__GIVEN REQUEST__. Copy out the lines that have "Prédictions" in them.

__EXTRACTED ENTRIES__.
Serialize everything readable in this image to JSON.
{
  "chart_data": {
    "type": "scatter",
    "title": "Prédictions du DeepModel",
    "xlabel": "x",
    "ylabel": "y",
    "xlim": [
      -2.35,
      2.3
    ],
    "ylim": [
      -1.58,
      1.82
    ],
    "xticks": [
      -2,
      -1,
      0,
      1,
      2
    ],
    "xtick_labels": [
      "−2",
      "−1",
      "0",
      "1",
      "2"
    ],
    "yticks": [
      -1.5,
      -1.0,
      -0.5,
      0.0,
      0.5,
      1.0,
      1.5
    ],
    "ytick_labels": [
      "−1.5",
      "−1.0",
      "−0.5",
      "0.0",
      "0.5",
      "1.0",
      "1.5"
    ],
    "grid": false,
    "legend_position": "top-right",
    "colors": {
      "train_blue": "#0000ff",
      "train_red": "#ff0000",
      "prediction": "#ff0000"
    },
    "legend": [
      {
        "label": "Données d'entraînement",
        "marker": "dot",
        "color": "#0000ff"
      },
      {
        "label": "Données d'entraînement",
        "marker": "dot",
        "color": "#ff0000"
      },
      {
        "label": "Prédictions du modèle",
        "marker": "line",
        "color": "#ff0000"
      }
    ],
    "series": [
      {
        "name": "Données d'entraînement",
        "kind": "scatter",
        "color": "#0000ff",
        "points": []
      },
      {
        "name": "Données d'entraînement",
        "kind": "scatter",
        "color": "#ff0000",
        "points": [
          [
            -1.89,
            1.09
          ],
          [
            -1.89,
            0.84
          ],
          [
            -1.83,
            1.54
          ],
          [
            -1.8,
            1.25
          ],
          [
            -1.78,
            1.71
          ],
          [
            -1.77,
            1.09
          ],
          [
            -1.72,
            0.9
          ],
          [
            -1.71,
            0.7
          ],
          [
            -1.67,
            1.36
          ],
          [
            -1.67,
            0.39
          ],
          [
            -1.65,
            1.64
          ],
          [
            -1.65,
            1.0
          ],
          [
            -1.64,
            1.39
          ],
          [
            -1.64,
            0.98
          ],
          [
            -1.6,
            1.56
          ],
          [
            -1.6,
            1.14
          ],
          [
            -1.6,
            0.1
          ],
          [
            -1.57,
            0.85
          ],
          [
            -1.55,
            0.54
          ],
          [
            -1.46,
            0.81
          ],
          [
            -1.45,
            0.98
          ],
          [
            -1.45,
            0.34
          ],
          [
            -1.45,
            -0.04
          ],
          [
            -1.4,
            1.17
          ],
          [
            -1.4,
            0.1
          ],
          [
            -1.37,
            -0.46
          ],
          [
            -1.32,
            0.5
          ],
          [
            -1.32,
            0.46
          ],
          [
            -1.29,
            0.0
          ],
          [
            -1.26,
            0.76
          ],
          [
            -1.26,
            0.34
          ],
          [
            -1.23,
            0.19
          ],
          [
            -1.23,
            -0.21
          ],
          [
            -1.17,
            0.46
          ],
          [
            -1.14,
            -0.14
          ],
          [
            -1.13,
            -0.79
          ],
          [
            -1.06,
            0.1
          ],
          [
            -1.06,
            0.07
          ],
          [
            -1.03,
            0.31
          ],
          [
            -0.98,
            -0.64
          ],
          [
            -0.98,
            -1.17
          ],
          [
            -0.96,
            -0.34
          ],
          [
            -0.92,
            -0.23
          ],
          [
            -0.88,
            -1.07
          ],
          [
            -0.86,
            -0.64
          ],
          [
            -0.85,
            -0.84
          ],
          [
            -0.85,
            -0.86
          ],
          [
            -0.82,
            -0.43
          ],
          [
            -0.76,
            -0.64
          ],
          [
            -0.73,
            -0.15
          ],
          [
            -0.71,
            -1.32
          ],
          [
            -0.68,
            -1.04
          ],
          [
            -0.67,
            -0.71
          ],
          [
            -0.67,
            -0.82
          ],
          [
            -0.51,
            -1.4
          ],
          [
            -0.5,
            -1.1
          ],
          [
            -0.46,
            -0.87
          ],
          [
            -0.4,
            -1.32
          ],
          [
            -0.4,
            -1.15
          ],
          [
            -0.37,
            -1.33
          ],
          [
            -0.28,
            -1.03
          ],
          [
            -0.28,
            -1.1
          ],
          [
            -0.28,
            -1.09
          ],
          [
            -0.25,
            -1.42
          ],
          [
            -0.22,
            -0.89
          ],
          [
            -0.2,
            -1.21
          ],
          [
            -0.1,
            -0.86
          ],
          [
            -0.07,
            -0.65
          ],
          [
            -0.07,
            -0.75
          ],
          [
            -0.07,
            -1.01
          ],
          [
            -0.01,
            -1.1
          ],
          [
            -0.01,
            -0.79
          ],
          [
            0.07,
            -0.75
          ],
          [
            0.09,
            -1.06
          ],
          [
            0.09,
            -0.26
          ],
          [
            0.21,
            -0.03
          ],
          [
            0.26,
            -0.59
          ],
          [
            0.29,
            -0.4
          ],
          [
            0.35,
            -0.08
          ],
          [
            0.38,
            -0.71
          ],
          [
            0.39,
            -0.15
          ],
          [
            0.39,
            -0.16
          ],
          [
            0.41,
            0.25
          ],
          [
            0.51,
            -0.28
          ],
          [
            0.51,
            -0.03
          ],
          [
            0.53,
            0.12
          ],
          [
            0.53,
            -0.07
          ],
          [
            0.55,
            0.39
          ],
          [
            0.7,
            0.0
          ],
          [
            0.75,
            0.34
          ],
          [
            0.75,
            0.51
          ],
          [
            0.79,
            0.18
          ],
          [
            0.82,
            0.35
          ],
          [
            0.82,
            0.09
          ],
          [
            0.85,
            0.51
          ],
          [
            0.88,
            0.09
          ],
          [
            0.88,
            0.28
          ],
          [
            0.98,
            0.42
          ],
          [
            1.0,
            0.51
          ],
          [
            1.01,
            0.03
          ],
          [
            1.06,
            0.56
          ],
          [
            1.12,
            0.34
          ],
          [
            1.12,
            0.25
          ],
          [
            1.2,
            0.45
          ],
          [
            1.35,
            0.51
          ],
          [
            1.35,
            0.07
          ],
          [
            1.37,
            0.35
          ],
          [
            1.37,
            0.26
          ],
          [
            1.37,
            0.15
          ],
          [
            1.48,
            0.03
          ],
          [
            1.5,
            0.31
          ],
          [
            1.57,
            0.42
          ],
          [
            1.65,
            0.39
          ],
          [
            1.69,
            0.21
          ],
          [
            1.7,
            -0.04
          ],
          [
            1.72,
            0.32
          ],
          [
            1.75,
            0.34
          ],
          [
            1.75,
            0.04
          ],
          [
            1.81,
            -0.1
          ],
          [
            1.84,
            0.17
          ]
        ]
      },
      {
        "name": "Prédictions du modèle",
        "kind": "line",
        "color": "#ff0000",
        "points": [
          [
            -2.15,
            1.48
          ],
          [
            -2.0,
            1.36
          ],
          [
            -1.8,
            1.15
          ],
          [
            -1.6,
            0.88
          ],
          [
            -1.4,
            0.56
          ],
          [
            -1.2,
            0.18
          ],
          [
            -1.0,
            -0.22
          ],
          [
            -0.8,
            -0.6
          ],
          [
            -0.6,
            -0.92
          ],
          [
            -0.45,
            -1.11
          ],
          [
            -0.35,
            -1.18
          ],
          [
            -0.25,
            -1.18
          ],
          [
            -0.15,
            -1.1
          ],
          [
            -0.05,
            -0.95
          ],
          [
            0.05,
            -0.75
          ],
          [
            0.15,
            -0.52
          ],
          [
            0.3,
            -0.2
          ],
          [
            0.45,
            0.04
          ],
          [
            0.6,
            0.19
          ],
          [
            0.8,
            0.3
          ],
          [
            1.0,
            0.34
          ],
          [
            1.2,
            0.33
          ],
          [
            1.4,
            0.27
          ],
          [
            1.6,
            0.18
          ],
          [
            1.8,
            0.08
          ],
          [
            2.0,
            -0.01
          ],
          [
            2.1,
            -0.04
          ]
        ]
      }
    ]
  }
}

__ANSWER FOR THIS EXERCISE__.
    "title": "Prédictions du DeepModel",
        "label": "Prédictions du modèle",
        "name": "Prédictions du modèle",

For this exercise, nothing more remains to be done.